**TASK BRIEF**
What lines in this listing contain the string "located"? Report each one by copying it.

DATA RECORDS below:

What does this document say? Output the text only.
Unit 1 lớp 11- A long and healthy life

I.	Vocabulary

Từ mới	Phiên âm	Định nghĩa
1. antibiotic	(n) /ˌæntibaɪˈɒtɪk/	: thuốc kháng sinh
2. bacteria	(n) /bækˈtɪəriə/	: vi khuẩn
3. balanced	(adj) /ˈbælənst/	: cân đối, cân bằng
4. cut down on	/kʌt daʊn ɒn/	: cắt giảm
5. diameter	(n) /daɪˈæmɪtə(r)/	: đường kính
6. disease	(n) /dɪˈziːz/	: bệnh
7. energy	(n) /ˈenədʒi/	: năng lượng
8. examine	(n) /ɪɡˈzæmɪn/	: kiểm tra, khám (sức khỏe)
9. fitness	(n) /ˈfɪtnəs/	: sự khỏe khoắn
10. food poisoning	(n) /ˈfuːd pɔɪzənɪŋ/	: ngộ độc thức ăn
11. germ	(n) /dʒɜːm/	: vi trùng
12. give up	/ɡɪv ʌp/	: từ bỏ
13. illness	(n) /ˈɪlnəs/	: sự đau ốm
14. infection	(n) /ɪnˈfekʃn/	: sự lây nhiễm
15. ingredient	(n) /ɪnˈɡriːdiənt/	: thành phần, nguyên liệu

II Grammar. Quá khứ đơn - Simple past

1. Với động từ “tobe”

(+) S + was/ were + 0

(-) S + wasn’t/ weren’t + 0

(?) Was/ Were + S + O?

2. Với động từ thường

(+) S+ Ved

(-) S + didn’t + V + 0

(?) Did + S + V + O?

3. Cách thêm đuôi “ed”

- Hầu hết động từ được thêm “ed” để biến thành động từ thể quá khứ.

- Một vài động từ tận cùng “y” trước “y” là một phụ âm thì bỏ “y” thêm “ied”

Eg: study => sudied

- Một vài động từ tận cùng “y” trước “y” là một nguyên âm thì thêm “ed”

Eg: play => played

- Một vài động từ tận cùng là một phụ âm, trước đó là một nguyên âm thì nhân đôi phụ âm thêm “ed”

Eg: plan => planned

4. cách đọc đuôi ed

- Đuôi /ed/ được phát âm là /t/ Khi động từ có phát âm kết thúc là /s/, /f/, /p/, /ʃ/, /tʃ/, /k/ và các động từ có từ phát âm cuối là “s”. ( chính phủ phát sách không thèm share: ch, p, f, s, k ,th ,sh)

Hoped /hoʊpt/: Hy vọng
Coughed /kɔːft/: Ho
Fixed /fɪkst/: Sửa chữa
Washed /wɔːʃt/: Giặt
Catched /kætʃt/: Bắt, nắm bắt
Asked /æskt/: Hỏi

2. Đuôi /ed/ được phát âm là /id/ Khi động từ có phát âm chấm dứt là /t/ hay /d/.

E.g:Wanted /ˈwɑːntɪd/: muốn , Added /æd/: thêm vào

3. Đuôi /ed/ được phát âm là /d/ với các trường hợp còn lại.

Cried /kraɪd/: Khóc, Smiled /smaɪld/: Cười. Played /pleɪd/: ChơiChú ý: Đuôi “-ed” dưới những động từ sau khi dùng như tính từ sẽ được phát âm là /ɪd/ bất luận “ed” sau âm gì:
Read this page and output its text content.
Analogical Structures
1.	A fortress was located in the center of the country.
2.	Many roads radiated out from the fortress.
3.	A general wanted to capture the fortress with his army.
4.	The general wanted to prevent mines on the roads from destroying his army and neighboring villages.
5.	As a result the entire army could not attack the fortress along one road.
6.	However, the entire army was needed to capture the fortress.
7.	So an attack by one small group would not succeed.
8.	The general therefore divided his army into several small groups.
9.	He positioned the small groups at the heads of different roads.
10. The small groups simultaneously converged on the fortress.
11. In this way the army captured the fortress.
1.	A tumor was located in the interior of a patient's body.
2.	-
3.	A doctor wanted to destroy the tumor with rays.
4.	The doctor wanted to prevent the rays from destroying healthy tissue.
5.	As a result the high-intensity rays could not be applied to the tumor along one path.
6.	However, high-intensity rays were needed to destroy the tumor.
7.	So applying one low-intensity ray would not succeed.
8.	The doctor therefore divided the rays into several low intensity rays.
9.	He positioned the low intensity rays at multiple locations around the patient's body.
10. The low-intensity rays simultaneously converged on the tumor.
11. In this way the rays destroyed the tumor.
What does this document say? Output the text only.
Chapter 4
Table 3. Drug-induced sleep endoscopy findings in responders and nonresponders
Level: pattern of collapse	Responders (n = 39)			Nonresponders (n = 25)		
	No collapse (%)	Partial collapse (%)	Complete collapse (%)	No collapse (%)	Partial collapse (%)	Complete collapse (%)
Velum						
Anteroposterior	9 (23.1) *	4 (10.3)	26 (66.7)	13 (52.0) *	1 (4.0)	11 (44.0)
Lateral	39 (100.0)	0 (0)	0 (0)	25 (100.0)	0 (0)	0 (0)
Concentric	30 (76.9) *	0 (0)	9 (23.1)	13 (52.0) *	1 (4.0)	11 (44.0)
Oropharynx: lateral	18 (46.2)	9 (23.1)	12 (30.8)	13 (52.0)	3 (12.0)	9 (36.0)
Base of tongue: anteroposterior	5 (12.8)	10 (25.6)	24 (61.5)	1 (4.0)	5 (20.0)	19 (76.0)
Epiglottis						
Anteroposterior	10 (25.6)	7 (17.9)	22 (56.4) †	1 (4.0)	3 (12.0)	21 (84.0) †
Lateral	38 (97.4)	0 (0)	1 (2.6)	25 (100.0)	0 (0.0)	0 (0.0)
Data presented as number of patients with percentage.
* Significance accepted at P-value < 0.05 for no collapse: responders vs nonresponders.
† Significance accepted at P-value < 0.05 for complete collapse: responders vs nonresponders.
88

End of DATA RECORDS.

**REPLY**
1.	A fortress was located in the center of the country.
1.	A tumor was located in the interior of a patient's body.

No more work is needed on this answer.